_Written problem_:
Restate the complete material exactly.
====
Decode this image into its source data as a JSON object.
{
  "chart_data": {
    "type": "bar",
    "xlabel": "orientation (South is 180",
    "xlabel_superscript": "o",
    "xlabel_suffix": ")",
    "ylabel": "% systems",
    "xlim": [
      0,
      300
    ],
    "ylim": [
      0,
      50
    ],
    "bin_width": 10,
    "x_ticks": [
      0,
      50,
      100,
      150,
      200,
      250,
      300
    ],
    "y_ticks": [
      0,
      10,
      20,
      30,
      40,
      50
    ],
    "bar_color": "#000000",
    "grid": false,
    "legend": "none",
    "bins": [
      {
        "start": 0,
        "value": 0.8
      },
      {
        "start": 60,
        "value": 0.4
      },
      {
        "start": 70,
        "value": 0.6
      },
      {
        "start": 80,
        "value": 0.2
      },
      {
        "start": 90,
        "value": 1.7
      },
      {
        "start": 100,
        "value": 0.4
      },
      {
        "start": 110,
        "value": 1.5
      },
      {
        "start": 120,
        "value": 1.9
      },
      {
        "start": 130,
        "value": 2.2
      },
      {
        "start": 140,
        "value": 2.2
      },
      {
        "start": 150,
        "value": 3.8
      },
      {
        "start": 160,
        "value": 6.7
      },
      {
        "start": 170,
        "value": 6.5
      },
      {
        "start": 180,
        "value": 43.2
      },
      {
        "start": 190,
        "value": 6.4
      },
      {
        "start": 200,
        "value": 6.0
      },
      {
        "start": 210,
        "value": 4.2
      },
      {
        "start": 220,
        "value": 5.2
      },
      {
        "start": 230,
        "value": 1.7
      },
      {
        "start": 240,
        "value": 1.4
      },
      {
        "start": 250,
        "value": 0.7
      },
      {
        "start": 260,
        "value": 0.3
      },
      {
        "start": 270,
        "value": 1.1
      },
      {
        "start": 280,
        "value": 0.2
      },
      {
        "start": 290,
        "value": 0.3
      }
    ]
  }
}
====
_Solution below_:
Decode this image into its source data as a JSON object.
{
  "chart_data": {
    "type": "bar",
    "xlabel": "orientation (South is 180",
    "xlabel_superscript": "o",
    "xlabel_suffix": ")",
    "ylabel": "% systems",
    "xlim": [
      0,
      300
    ],
    "ylim": [
      0,
      50
    ],
    "bin_width": 10,
    "x_ticks": [
      0,
      50,
      100,
      150,
      200,
      250,
      300
    ],
    "y_ticks": [
      0,
      10,
      20,
      30,
      40,
      50
    ],
    "bar_color": "#000000",
    "grid": false,
    "legend": "none",
    "bins": [
      {
        "start": 0,
        "value": 0.8
      },
      {
        "start": 60,
        "value": 0.4
      },
      {
        "start": 70,
        "value": 0.6
      },
      {
        "start": 80,
        "value": 0.2
      },
      {
        "start": 90,
        "value": 1.7
      },
      {
        "start": 100,
        "value": 0.4
      },
      {
        "start": 110,
        "value": 1.5
      },
      {
        "start": 120,
        "value": 1.9
      },
      {
        "start": 130,
        "value": 2.2
      },
      {
        "start": 140,
        "value": 2.2
      },
      {
        "start": 150,
        "value": 3.8
      },
      {
        "start": 160,
        "value": 6.7
      },
      {
        "start": 170,
        "value": 6.5
      },
      {
        "start": 180,
        "value": 43.2
      },
      {
        "start": 190,
        "value": 6.4
      },
      {
        "start": 200,
        "value": 6.0
      },
      {
        "start": 210,
        "value": 4.2
      },
      {
        "start": 220,
        "value": 5.2
      },
      {
        "start": 230,
        "value": 1.7
      },
      {
        "start": 240,
        "value": 1.4
      },
      {
        "start": 250,
        "value": 0.7
      },
      {
        "start": 260,
        "value": 0.3
      },
      {
        "start": 270,
        "value": 1.1
      },
      {
        "start": 280,
        "value": 0.2
      },
      {
        "start": 290,
        "value": 0.3
      }
    ]
  }
}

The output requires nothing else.